• [PROBLEM TO WORK ON] Can you give all the records again without altering a single character?

--- --- ---

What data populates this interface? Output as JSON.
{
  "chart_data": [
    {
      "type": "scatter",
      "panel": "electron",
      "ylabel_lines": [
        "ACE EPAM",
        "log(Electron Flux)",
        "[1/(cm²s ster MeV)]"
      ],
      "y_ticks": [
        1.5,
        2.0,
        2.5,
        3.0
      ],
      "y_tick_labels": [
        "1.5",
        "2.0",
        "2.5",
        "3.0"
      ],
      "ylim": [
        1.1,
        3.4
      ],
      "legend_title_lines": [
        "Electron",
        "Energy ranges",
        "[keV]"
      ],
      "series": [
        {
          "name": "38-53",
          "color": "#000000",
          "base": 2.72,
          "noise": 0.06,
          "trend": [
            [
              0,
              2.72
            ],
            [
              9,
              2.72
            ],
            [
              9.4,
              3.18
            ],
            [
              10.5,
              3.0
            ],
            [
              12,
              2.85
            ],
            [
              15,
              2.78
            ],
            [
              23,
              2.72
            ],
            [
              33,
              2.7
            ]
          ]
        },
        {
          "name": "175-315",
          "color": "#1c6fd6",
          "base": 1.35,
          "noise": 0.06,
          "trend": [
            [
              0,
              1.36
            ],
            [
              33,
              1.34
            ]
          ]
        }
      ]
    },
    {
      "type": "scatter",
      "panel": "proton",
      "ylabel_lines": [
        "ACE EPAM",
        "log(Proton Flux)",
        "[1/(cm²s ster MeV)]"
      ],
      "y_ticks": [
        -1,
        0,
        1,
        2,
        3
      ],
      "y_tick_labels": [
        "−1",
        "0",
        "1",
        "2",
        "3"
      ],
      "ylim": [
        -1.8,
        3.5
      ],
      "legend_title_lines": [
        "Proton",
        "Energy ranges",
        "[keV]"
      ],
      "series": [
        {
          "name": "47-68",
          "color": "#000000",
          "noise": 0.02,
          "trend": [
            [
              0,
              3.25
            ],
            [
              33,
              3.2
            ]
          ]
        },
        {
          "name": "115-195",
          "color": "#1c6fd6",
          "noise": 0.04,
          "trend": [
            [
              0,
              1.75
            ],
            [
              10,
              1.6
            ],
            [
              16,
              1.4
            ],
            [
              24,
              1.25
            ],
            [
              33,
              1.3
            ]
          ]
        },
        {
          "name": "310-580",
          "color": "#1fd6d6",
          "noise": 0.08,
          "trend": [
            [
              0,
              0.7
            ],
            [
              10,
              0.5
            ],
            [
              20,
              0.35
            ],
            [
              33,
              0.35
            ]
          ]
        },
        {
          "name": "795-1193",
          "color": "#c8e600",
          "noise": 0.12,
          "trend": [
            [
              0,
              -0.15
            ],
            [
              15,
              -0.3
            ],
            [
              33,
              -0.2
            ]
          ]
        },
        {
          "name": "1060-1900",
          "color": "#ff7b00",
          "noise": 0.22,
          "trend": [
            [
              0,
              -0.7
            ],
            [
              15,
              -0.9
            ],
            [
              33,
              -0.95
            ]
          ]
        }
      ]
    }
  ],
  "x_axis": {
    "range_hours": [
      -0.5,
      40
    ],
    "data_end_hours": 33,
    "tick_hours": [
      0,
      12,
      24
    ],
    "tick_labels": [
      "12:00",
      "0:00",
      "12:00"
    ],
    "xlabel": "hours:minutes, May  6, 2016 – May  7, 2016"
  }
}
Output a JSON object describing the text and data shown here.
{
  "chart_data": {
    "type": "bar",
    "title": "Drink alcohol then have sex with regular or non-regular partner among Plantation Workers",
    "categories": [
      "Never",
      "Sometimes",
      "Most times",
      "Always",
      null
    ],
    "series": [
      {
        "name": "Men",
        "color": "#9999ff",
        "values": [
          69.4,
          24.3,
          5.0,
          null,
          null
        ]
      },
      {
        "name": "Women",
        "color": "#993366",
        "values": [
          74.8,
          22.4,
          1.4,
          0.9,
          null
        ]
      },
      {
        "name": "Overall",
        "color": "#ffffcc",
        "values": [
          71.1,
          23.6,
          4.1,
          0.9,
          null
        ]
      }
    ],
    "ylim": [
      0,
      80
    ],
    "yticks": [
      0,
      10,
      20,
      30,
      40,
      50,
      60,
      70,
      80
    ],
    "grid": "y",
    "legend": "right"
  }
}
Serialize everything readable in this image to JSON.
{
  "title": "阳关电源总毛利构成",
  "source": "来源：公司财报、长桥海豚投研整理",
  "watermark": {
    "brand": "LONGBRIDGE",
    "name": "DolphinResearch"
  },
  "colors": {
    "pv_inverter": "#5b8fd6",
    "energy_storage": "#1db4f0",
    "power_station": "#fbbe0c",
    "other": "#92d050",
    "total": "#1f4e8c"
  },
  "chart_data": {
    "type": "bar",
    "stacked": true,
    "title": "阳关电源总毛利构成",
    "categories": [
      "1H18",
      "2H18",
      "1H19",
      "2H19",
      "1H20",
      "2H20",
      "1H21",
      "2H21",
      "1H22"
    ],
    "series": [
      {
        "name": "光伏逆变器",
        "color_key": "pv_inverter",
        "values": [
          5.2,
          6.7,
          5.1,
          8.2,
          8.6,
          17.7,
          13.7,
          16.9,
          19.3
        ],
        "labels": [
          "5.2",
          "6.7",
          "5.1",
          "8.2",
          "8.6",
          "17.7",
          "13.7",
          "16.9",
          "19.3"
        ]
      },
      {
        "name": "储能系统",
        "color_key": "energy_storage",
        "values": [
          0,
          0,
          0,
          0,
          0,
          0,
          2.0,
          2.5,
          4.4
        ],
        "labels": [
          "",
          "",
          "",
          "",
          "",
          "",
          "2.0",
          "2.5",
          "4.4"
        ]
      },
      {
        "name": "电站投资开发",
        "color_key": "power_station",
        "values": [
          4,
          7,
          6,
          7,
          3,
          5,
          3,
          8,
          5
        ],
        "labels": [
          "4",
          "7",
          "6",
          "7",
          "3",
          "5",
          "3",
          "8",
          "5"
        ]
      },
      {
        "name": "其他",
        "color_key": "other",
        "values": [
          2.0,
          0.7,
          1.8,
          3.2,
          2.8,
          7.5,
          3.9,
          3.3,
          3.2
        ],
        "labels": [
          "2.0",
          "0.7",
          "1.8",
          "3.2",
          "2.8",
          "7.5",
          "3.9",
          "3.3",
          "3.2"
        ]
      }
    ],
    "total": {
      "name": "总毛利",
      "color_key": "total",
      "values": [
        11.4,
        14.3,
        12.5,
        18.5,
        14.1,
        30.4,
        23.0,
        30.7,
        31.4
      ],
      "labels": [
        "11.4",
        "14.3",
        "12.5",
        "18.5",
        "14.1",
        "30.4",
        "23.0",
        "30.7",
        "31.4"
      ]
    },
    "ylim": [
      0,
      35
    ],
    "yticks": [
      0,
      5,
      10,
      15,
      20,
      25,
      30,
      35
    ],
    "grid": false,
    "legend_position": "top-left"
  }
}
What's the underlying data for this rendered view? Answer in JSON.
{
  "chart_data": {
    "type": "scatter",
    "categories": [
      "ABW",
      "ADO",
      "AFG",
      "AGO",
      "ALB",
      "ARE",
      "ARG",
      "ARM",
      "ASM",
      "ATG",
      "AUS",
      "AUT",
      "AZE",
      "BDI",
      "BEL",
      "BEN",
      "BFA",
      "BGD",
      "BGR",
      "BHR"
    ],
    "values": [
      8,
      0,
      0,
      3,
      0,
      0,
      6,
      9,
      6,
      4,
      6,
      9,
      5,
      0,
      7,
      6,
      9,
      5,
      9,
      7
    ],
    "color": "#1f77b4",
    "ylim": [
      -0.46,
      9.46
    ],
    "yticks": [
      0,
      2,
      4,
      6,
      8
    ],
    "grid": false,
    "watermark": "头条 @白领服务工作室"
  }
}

--- --- ---

• [FULL RESPONSE]
What data populates this interface? Output as JSON.
{
  "chart_data": [
    {
      "type": "scatter",
      "panel": "electron",
      "ylabel_lines": [
        "ACE EPAM",
        "log(Electron Flux)",
        "[1/(cm²s ster MeV)]"
      ],
      "y_ticks": [
        1.5,
        2.0,
        2.5,
        3.0
      ],
      "y_tick_labels": [
        "1.5",
        "2.0",
        "2.5",
        "3.0"
      ],
      "ylim": [
        1.1,
        3.4
      ],
      "legend_title_lines": [
        "Electron",
        "Energy ranges",
        "[keV]"
      ],
      "series": [
        {
          "name": "38-53",
          "color": "#000000",
          "base": 2.72,
          "noise": 0.06,
          "trend": [
            [
              0,
              2.72
            ],
            [
              9,
              2.72
            ],
            [
              9.4,
              3.18
            ],
            [
              10.5,
              3.0
            ],
            [
              12,
              2.85
            ],
            [
              15,
              2.78
            ],
            [
              23,
              2.72
            ],
            [
              33,
              2.7
            ]
          ]
        },
        {
          "name": "175-315",
          "color": "#1c6fd6",
          "base": 1.35,
          "noise": 0.06,
          "trend": [
            [
              0,
              1.36
            ],
            [
              33,
              1.34
            ]
          ]
        }
      ]
    },
    {
      "type": "scatter",
      "panel": "proton",
      "ylabel_lines": [
        "ACE EPAM",
        "log(Proton Flux)",
        "[1/(cm²s ster MeV)]"
      ],
      "y_ticks": [
        -1,
        0,
        1,
        2,
        3
      ],
      "y_tick_labels": [
        "−1",
        "0",
        "1",
        "2",
        "3"
      ],
      "ylim": [
        -1.8,
        3.5
      ],
      "legend_title_lines": [
        "Proton",
        "Energy ranges",
        "[keV]"
      ],
      "series": [
        {
          "name": "47-68",
          "color": "#000000",
          "noise": 0.02,
          "trend": [
            [
              0,
              3.25
            ],
            [
              33,
              3.2
            ]
          ]
        },
        {
          "name": "115-195",
          "color": "#1c6fd6",
          "noise": 0.04,
          "trend": [
            [
              0,
              1.75
            ],
            [
              10,
              1.6
            ],
            [
              16,
              1.4
            ],
            [
              24,
              1.25
            ],
            [
              33,
              1.3
            ]
          ]
        },
        {
          "name": "310-580",
          "color": "#1fd6d6",
          "noise": 0.08,
          "trend": [
            [
              0,
              0.7
            ],
            [
              10,
              0.5
            ],
            [
              20,
              0.35
            ],
            [
              33,
              0.35
            ]
          ]
        },
        {
          "name": "795-1193",
          "color": "#c8e600",
          "noise": 0.12,
          "trend": [
            [
              0,
              -0.15
            ],
            [
              15,
              -0.3
            ],
            [
              33,
              -0.2
            ]
          ]
        },
        {
          "name": "1060-1900",
          "color": "#ff7b00",
          "noise": 0.22,
          "trend": [
            [
              0,
              -0.7
            ],
            [
              15,
              -0.9
            ],
            [
              33,
              -0.95
            ]
          ]
        }
      ]
    }
  ],
  "x_axis": {
    "range_hours": [
      -0.5,
      40
    ],
    "data_end_hours": 33,
    "tick_hours": [
      0,
      12,
      24
    ],
    "tick_labels": [
      "12:00",
      "0:00",
      "12:00"
    ],
    "xlabel": "hours:minutes, May  6, 2016 – May  7, 2016"
  }
}
Output a JSON object describing the text and data shown here.
{
  "chart_data": {
    "type": "bar",
    "title": "Drink alcohol then have sex with regular or non-regular partner among Plantation Workers",
    "categories": [
      "Never",
      "Sometimes",
      "Most times",
      "Always",
      null
    ],
    "series": [
      {
        "name": "Men",
        "color": "#9999ff",
        "values": [
          69.4,
          24.3,
          5.0,
          null,
          null
        ]
      },
      {
        "name": "Women",
        "color": "#993366",
        "values": [
          74.8,
          22.4,
          1.4,
          0.9,
          null
        ]
      },
      {
        "name": "Overall",
        "color": "#ffffcc",
        "values": [
          71.1,
          23.6,
          4.1,
          0.9,
          null
        ]
      }
    ],
    "ylim": [
      0,
      80
    ],
    "yticks": [
      0,
      10,
      20,
      30,
      40,
      50,
      60,
      70,
      80
    ],
    "grid": "y",
    "legend": "right"
  }
}
Serialize everything readable in this image to JSON.
{
  "title": "阳关电源总毛利构成",
  "source": "来源：公司财报、长桥海豚投研整理",
  "watermark": {
    "brand": "LONGBRIDGE",
    "name": "DolphinResearch"
  },
  "colors": {
    "pv_inverter": "#5b8fd6",
    "energy_storage": "#1db4f0",
    "power_station": "#fbbe0c",
    "other": "#92d050",
    "total": "#1f4e8c"
  },
  "chart_data": {
    "type": "bar",
    "stacked": true,
    "title": "阳关电源总毛利构成",
    "categories": [
      "1H18",
      "2H18",
      "1H19",
      "2H19",
      "1H20",
      "2H20",
      "1H21",
      "2H21",
      "1H22"
    ],
    "series": [
      {
        "name": "光伏逆变器",
        "color_key": "pv_inverter",
        "values": [
          5.2,
          6.7,
          5.1,
          8.2,
          8.6,
          17.7,
          13.7,
          16.9,
          19.3
        ],
        "labels": [
          "5.2",
          "6.7",
          "5.1",
          "8.2",
          "8.6",
          "17.7",
          "13.7",
          "16.9",
          "19.3"
        ]
      },
      {
        "name": "储能系统",
        "color_key": "energy_storage",
        "values": [
          0,
          0,
          0,
          0,
          0,
          0,
          2.0,
          2.5,
          4.4
        ],
        "labels": [
          "",
          "",
          "",
          "",
          "",
          "",
          "2.0",
          "2.5",
          "4.4"
        ]
      },
      {
        "name": "电站投资开发",
        "color_key": "power_station",
        "values": [
          4,
          7,
          6,
          7,
          3,
          5,
          3,
          8,
          5
        ],
        "labels": [
          "4",
          "7",
          "6",
          "7",
          "3",
          "5",
          "3",
          "8",
          "5"
        ]
      },
      {
        "name": "其他",
        "color_key": "other",
        "values": [
          2.0,
          0.7,
          1.8,
          3.2,
          2.8,
          7.5,
          3.9,
          3.3,
          3.2
        ],
        "labels": [
          "2.0",
          "0.7",
          "1.8",
          "3.2",
          "2.8",
          "7.5",
          "3.9",
          "3.3",
          "3.2"
        ]
      }
    ],
    "total": {
      "name": "总毛利",
      "color_key": "total",
      "values": [
        11.4,
        14.3,
        12.5,
        18.5,
        14.1,
        30.4,
        23.0,
        30.7,
        31.4
      ],
      "labels": [
        "11.4",
        "14.3",
        "12.5",
        "18.5",
        "14.1",
        "30.4",
        "23.0",
        "30.7",
        "31.4"
      ]
    },
    "ylim": [
      0,
      35
    ],
    "yticks": [
      0,
      5,
      10,
      15,
      20,
      25,
      30,
      35
    ],
    "grid": false,
    "legend_position": "top-left"
  }
}
What's the underlying data for this rendered view? Answer in JSON.
{
  "chart_data": {
    "type": "scatter",
    "categories": [
      "ABW",
      "ADO",
      "AFG",
      "AGO",
      "ALB",
      "ARE",
      "ARG",
      "ARM",
      "ASM",
      "ATG",
      "AUS",
      "AUT",
      "AZE",
      "BDI",
      "BEL",
      "BEN",
      "BFA",
      "BGD",
      "BGR",
      "BHR"
    ],
    "values": [
      8,
      0,
      0,
      3,
      0,
      0,
      6,
      9,
      6,
      4,
      6,
      9,
      5,
      0,
      7,
      6,
      9,
      5,
      9,
      7
    ],
    "color": "#1f77b4",
    "ylim": [
      -0.46,
      9.46
    ],
    "yticks": [
      0,
      2,
      4,
      6,
      8
    ],
    "grid": false,
    "watermark": "头条 @白领服务工作室"
  }
}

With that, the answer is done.